- TASK DIRECTIONS
Images must not appear in your copy; reproduce every other part of the records exactly.

Rows from a dataset
═══

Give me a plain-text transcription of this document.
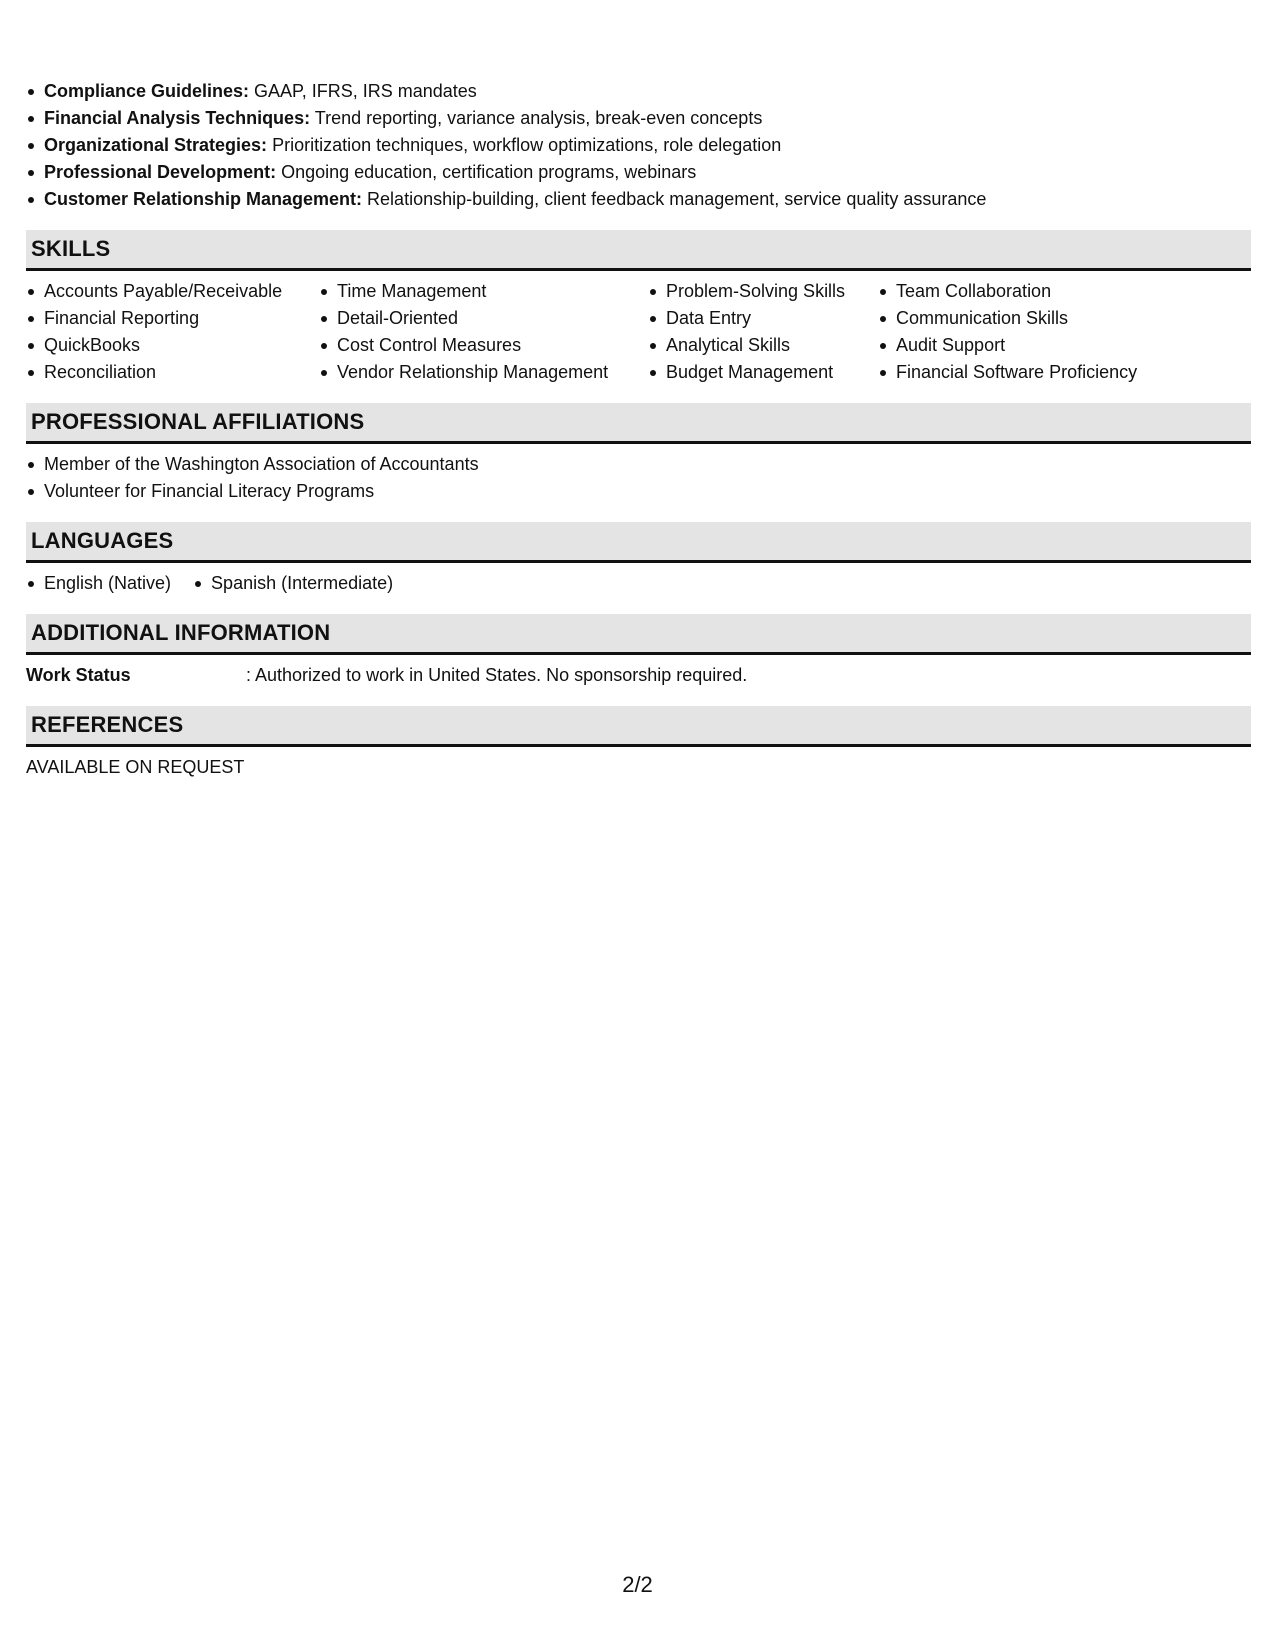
Compliance Guidelines: GAAP, IFRS, IRS mandates
Financial Analysis Techniques: Trend reporting, variance analysis, break-even concepts
Organizational Strategies: Prioritization techniques, workflow optimizations, role delegation
Professional Development: Ongoing education, certification programs, webinars
Customer Relationship Management: Relationship-building, client feedback management, service quality assurance
SKILLS
Accounts Payable/Receivable
Financial Reporting
QuickBooks
Reconciliation
Time Management
Detail-Oriented
Cost Control Measures
Vendor Relationship Management
Problem-Solving Skills
Data Entry
Analytical Skills
Budget Management
Team Collaboration
Communication Skills
Audit Support
Financial Software Proficiency
PROFESSIONAL AFFILIATIONS
Member of the Washington Association of Accountants
Volunteer for Financial Literacy Programs
LANGUAGES
English (Native)	Spanish (Intermediate)
ADDITIONAL INFORMATION
Work Status	: Authorized to work in United States. No sponsorship required.
REFERENCES
AVAILABLE ON REQUEST
2/2
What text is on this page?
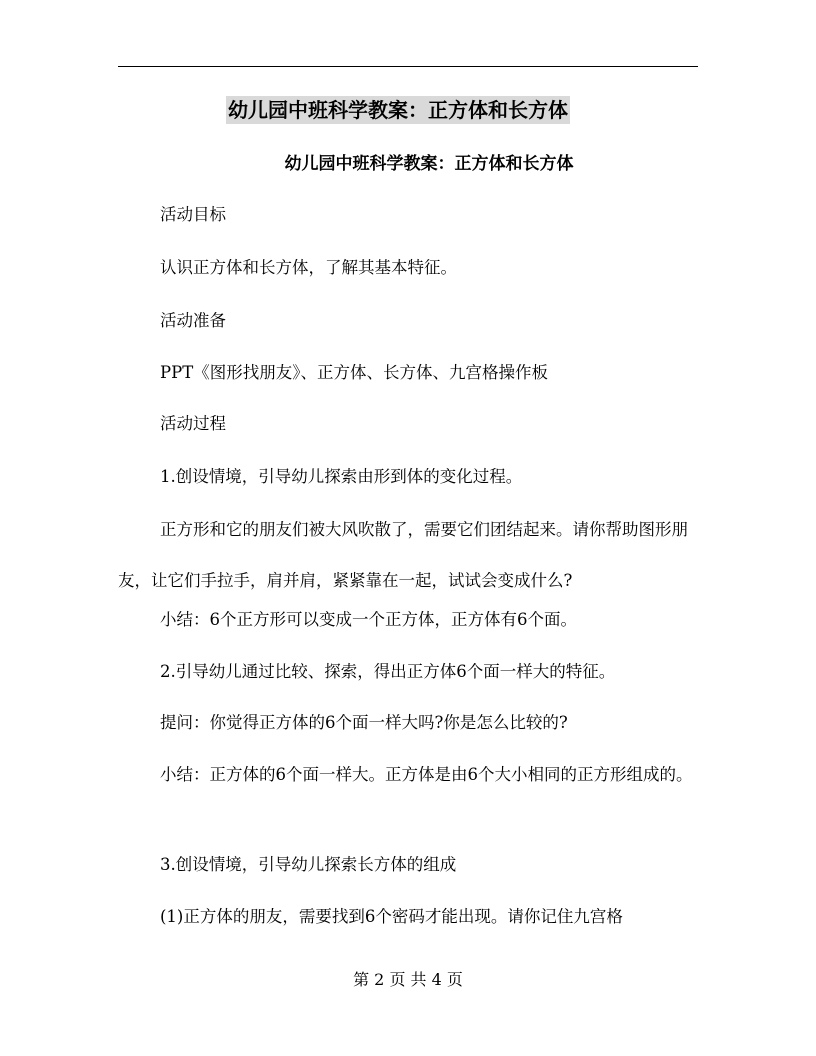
幼儿园中班科学教案：正方体和长方体
幼儿园中班科学教案：正方体和长方体
活动目标
认识正方体和长方体，了解其基本特征。
活动准备
PPT《图形找朋友》、正方体、长方体、九宫格操作板
活动过程
1.创设情境，引导幼儿探索由形到体的变化过程。
正方形和它的朋友们被大风吹散了，需要它们团结起来。请你帮助图形朋友，让它们手拉手，肩并肩，紧紧靠在一起，试试会变成什么?
小结：6个正方形可以变成一个正方体，正方体有6个面。
2.引导幼儿通过比较、探索，得出正方体6个面一样大的特征。
提问：你觉得正方体的6个面一样大吗?你是怎么比较的?
小结：正方体的6个面一样大。正方体是由6个大小相同的正方形组成的。
3.创设情境，引导幼儿探索长方体的组成
(1)正方体的朋友，需要找到6个密码才能出现。请你记住九宫格
第 2 页 共 4 页
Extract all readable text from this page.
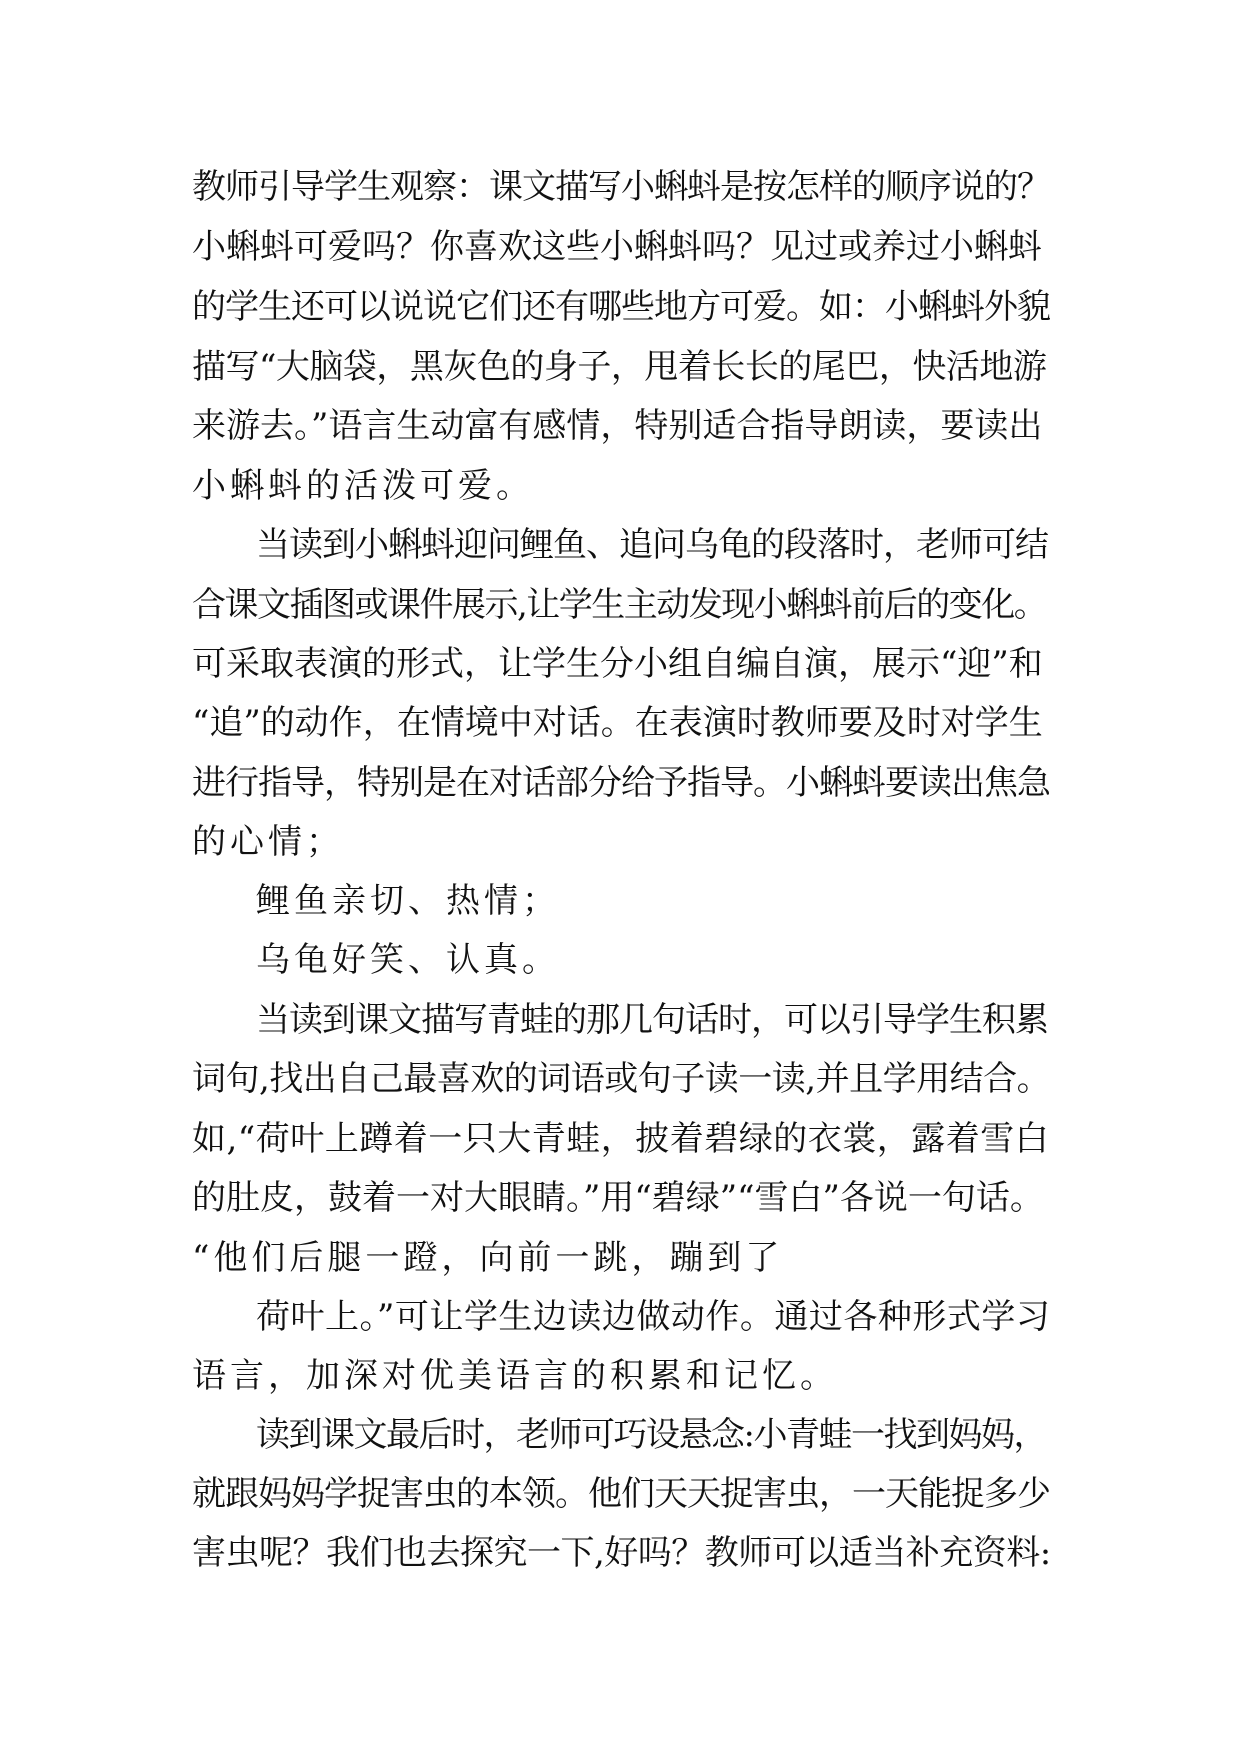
教师引导学生观察：课文描写小蝌蚪是按怎样的顺序说的？
小蝌蚪可爱吗？你喜欢这些小蝌蚪吗？见过或养过小蝌蚪
的学生还可以说说它们还有哪些地方可爱。如：小蝌蚪外貌
描写“大脑袋，黑灰色的身子，甩着长长的尾巴，快活地游
来游去。”语言生动富有感情，特别适合指导朗读，要读出
小蝌蚪的活泼可爱。
当读到小蝌蚪迎问鲤鱼、追问乌龟的段落时，老师可结
合课文插图或课件展示,让学生主动发现小蝌蚪前后的变化。
可采取表演的形式，让学生分小组自编自演，展示“迎”和
“追”的动作，在情境中对话。在表演时教师要及时对学生
进行指导，特别是在对话部分给予指导。小蝌蚪要读出焦急
的心情；
鲤鱼亲切、热情；
乌龟好笑、认真。
当读到课文描写青蛙的那几句话时，可以引导学生积累
词句,找出自己最喜欢的词语或句子读一读,并且学用结合。
如,“荷叶上蹲着一只大青蛙，披着碧绿的衣裳，露着雪白
的肚皮，鼓着一对大眼睛。”用“碧绿”“雪白”各说一句话。
“他们后腿一蹬，向前一跳，蹦到了
荷叶上。”可让学生边读边做动作。通过各种形式学习
语言，加深对优美语言的积累和记忆。
读到课文最后时，老师可巧设悬念:小青蛙一找到妈妈，
就跟妈妈学捉害虫的本领。他们天天捉害虫，一天能捉多少
害虫呢？我们也去探究一下,好吗？教师可以适当补充资料:
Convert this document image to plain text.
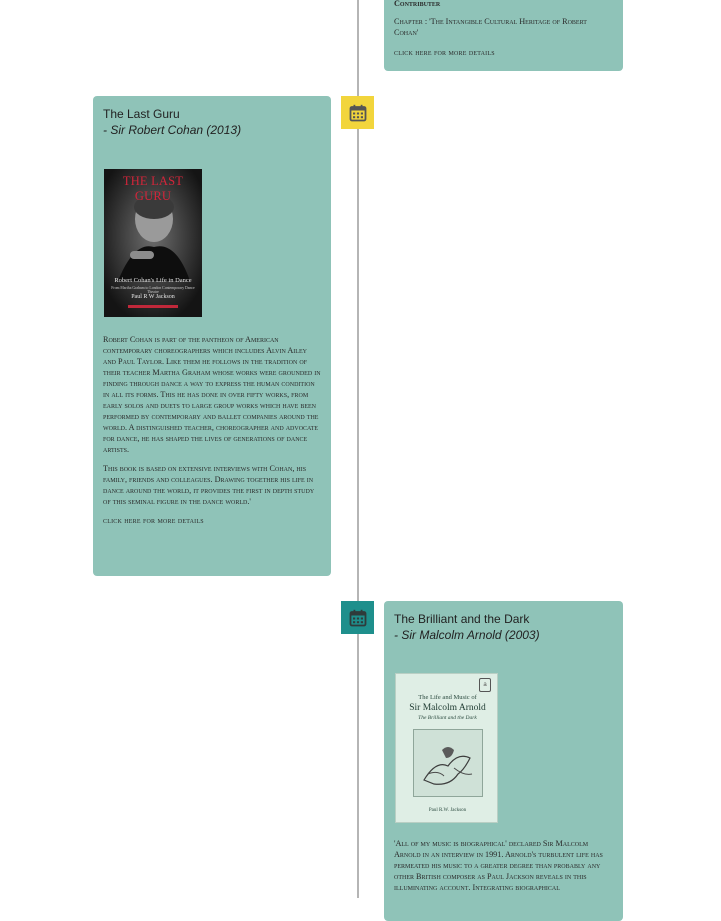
Contributer

Chapter : 'The Intangible Cultural Heritage of Robert Cohan'

click here for more details

The Last Guru

- Sir Robert Cohan (2013)

THE LAST GURU
Robert Cohan's Life in Dance
From Martha Graham to London Contemporary Dance Theatre
Paul R W Jackson

Robert Cohan is part of the pantheon of American contemporary choreographers which includes Alvin Ailey and Paul Taylor. Like them he follows in the tradition of their teacher Martha Graham whose works were grounded in finding through dance a way to express the human condition in all its forms. This he has done in over fifty works, from early solos and duets to large group works which have been performed by contemporary and ballet companies around the world. A distinguished teacher, choreographer and advocate for dance, he has shaped the lives of generations of dance artists.

This book is based on extensive interviews with Cohan, his family, friends and colleagues. Drawing together his life in dance around the world, it provides the first in depth study of this seminal figure in the dance world.'

click here for more details

The Brilliant and the Dark

- Sir Malcolm Arnold (2003)

a
The Life and Music of
Sir Malcolm Arnold
The Brilliant and the Dark
Paul R.W. Jackson

'All of my music is biographical' declared Sir Malcolm Arnold in an interview in 1991. Arnold's turbulent life has permeated his music to a greater degree than probably any other British composer as Paul Jackson reveals in this illuminating account. Integrating biographical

═══

- RIGHT ANSWER
Give me a plain-text transcription of this document.
Compliance Guidelines: GAAP, IFRS, IRS mandates
Financial Analysis Techniques: Trend reporting, variance analysis, break-even concepts
Organizational Strategies: Prioritization techniques, workflow optimizations, role delegation
Professional Development: Ongoing education, certification programs, webinars
Customer Relationship Management: Relationship-building, client feedback management, service quality assurance
SKILLS
Accounts Payable/Receivable
Financial Reporting
QuickBooks
Reconciliation
Time Management
Detail-Oriented
Cost Control Measures
Vendor Relationship Management
Problem-Solving Skills
Data Entry
Analytical Skills
Budget Management
Team Collaboration
Communication Skills
Audit Support
Financial Software Proficiency
PROFESSIONAL AFFILIATIONS
Member of the Washington Association of Accountants
Volunteer for Financial Literacy Programs
LANGUAGES
English (Native)	Spanish (Intermediate)
ADDITIONAL INFORMATION
Work Status	: Authorized to work in United States. No sponsorship required.
REFERENCES
AVAILABLE ON REQUEST
2/2
What text is on this page?
幼儿园中班科学教案：正方体和长方体
幼儿园中班科学教案：正方体和长方体
活动目标
认识正方体和长方体，了解其基本特征。
活动准备
PPT《图形找朋友》、正方体、长方体、九宫格操作板
活动过程
1.创设情境，引导幼儿探索由形到体的变化过程。
正方形和它的朋友们被大风吹散了，需要它们团结起来。请你帮助图形朋友，让它们手拉手，肩并肩，紧紧靠在一起，试试会变成什么?
小结：6个正方形可以变成一个正方体，正方体有6个面。
2.引导幼儿通过比较、探索，得出正方体6个面一样大的特征。
提问：你觉得正方体的6个面一样大吗?你是怎么比较的?
小结：正方体的6个面一样大。正方体是由6个大小相同的正方形组成的。
3.创设情境，引导幼儿探索长方体的组成
(1)正方体的朋友，需要找到6个密码才能出现。请你记住九宫格
第 2 页 共 4 页
Extract all readable text from this page.
教师引导学生观察：课文描写小蝌蚪是按怎样的顺序说的？
小蝌蚪可爱吗？你喜欢这些小蝌蚪吗？见过或养过小蝌蚪
的学生还可以说说它们还有哪些地方可爱。如：小蝌蚪外貌
描写“大脑袋，黑灰色的身子，甩着长长的尾巴，快活地游
来游去。”语言生动富有感情，特别适合指导朗读，要读出
小蝌蚪的活泼可爱。
当读到小蝌蚪迎问鲤鱼、追问乌龟的段落时，老师可结
合课文插图或课件展示,让学生主动发现小蝌蚪前后的变化。
可采取表演的形式，让学生分小组自编自演，展示“迎”和
“追”的动作，在情境中对话。在表演时教师要及时对学生
进行指导，特别是在对话部分给予指导。小蝌蚪要读出焦急
的心情；
鲤鱼亲切、热情；
乌龟好笑、认真。
当读到课文描写青蛙的那几句话时，可以引导学生积累
词句,找出自己最喜欢的词语或句子读一读,并且学用结合。
如,“荷叶上蹲着一只大青蛙，披着碧绿的衣裳，露着雪白
的肚皮，鼓着一对大眼睛。”用“碧绿”“雪白”各说一句话。
“他们后腿一蹬，向前一跳，蹦到了
荷叶上。”可让学生边读边做动作。通过各种形式学习
语言，加深对优美语言的积累和记忆。
读到课文最后时，老师可巧设悬念:小青蛙一找到妈妈，
就跟妈妈学捉害虫的本领。他们天天捉害虫，一天能捉多少
害虫呢？我们也去探究一下,好吗？教师可以适当补充资料:
Convert this document image to plain text.
Contributer

Chapter : 'The Intangible Cultural Heritage of Robert Cohan'

click here for more details

The Last Guru

- Sir Robert Cohan (2013)

THE LAST GURU
Robert Cohan's Life in Dance
From Martha Graham to London Contemporary Dance Theatre
Paul R W Jackson

Robert Cohan is part of the pantheon of American contemporary choreographers which includes Alvin Ailey and Paul Taylor. Like them he follows in the tradition of their teacher Martha Graham whose works were grounded in finding through dance a way to express the human condition in all its forms. This he has done in over fifty works, from early solos and duets to large group works which have been performed by contemporary and ballet companies around the world. A distinguished teacher, choreographer and advocate for dance, he has shaped the lives of generations of dance artists.

This book is based on extensive interviews with Cohan, his family, friends and colleagues. Drawing together his life in dance around the world, it provides the first in depth study of this seminal figure in the dance world.'

click here for more details

The Brilliant and the Dark

- Sir Malcolm Arnold (2003)

a
The Life and Music of
Sir Malcolm Arnold
The Brilliant and the Dark
Paul R.W. Jackson

'All of my music is biographical' declared Sir Malcolm Arnold in an interview in 1991. Arnold's turbulent life has permeated his music to a greater degree than probably any other British composer as Paul Jackson reveals in this illuminating account. Integrating biographical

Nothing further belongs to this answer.